[Dataset rows]
################
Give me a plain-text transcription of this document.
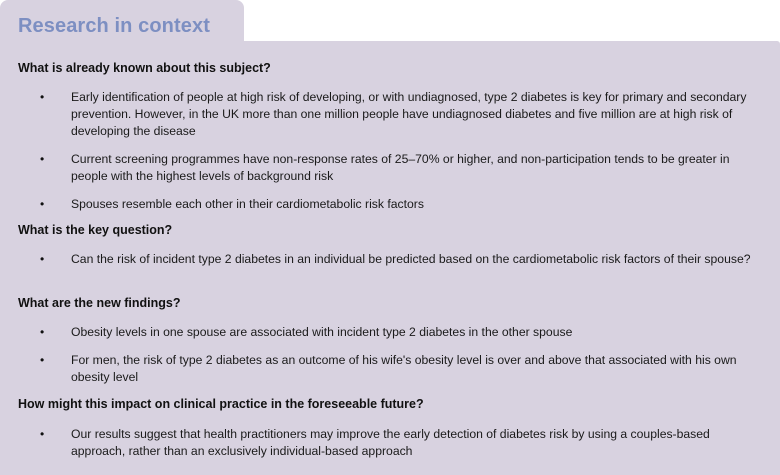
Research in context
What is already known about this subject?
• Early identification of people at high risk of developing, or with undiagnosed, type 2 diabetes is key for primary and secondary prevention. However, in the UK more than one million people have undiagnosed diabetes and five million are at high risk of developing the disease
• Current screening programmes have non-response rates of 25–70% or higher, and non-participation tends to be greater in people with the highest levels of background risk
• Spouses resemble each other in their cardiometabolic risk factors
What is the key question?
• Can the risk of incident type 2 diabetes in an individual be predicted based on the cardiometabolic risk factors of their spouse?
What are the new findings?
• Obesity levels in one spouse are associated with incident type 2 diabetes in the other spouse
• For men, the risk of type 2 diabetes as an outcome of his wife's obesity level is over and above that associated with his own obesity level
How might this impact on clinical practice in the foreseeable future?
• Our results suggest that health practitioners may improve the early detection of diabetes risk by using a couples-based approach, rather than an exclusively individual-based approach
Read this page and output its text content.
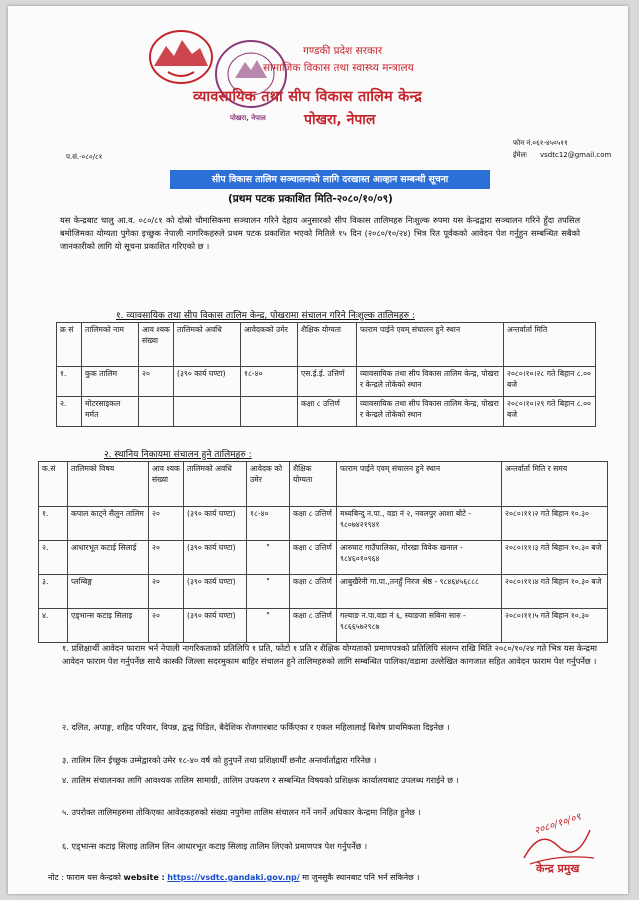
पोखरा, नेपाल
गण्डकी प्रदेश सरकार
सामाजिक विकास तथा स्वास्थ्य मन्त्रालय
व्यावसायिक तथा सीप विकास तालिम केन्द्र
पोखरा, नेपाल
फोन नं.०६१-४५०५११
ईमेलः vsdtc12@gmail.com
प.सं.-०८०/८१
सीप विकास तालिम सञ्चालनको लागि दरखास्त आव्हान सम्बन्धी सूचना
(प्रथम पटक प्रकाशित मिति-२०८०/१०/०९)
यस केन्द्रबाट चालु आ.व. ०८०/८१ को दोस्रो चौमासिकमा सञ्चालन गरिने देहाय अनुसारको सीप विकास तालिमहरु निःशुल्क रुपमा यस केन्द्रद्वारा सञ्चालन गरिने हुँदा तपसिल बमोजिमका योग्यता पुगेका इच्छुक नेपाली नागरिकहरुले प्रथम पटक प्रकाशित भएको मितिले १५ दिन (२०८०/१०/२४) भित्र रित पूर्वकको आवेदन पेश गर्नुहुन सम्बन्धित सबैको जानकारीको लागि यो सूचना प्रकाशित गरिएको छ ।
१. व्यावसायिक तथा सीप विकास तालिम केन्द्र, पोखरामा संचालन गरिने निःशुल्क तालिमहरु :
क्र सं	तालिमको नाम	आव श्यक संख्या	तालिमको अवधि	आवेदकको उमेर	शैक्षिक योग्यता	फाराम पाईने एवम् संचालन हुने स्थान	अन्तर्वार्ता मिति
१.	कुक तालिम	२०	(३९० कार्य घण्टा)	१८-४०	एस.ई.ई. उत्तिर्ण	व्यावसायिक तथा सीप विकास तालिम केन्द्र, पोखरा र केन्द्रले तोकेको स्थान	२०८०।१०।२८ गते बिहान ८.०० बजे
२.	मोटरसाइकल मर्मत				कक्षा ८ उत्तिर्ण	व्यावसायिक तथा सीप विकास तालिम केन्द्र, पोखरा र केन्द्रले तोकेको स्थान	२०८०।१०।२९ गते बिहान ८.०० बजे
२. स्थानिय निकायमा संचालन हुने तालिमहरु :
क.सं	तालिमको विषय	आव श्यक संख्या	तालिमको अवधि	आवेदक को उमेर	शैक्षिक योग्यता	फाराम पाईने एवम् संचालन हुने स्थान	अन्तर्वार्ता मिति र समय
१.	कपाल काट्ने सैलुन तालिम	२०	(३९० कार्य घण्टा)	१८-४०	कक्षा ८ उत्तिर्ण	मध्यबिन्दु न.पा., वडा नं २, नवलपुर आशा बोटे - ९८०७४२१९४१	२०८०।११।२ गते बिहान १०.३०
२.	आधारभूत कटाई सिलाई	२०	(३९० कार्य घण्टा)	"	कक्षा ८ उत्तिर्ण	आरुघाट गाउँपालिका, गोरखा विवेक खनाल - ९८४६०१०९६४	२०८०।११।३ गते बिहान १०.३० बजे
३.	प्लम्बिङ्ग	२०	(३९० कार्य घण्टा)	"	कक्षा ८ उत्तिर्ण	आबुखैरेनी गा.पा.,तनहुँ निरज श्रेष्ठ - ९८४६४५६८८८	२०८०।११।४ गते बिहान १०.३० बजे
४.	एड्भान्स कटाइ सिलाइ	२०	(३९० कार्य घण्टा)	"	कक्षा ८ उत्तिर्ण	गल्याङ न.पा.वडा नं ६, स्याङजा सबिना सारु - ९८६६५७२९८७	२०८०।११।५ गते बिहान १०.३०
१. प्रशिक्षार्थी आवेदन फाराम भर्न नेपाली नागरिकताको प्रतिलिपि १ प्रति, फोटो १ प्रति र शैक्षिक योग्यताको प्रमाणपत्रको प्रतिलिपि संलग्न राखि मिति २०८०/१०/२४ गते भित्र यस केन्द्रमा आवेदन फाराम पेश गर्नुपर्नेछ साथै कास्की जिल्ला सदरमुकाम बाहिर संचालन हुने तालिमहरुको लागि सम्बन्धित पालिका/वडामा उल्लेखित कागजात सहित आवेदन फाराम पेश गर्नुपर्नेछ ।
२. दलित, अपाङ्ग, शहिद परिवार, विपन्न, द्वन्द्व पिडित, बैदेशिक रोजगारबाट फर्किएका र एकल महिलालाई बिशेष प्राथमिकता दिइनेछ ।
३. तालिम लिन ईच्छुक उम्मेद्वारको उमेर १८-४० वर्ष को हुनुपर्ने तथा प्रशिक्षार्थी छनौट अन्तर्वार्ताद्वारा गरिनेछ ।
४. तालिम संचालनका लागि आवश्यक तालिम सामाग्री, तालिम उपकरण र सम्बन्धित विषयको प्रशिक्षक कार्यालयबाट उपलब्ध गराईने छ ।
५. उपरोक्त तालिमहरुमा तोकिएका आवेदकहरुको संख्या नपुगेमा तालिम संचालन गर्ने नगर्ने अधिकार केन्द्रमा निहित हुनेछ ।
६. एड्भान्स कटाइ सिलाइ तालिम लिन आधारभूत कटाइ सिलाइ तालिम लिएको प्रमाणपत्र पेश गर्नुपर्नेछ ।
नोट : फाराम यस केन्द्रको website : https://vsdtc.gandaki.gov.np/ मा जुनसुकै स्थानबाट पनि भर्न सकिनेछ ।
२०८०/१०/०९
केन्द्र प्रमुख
################
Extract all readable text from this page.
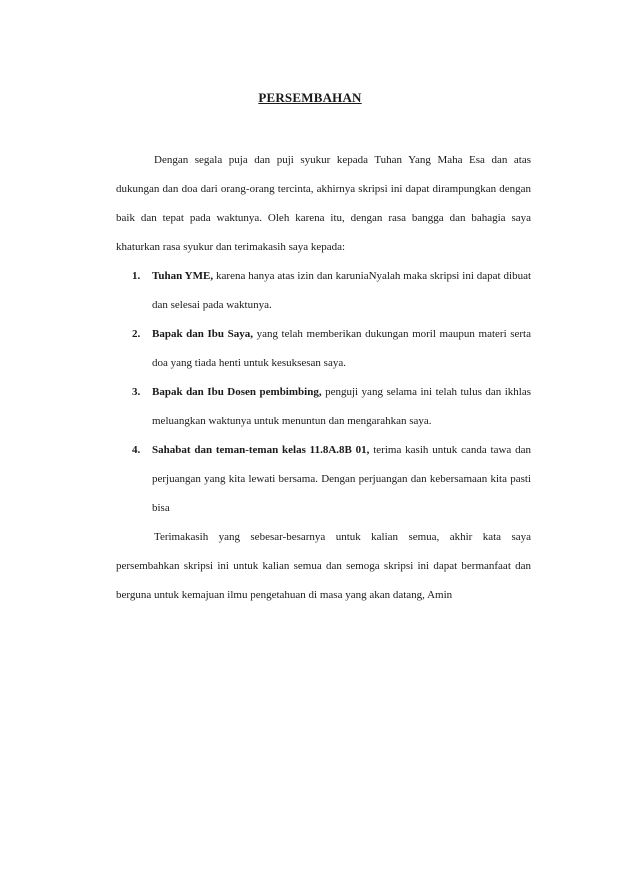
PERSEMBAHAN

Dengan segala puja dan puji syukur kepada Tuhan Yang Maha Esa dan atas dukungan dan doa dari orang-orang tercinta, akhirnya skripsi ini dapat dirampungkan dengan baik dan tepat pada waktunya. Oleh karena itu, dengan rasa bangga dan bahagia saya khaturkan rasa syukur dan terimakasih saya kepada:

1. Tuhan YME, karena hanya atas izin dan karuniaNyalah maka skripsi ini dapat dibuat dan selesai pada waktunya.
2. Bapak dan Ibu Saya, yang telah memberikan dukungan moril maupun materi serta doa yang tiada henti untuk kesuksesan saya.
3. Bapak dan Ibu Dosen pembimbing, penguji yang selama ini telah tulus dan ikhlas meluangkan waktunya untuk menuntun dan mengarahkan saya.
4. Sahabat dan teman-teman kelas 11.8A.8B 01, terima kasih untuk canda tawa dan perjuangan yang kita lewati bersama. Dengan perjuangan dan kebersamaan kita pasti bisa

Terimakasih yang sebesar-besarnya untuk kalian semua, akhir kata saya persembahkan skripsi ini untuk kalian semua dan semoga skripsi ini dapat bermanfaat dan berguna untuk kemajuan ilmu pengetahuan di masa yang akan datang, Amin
################
● **WORK REQUIRED**
Show, from the material above, each line that includes the string "based".

● **ANSWER TO THE PROBLEM**
• Can the risk of incident type 2 diabetes in an individual be predicted based on the cardiometabolic risk factors of their spouse?
• Our results suggest that health practitioners may improve the early detection of diabetes risk by using a couples-based approach, rather than an exclusively individual-based approach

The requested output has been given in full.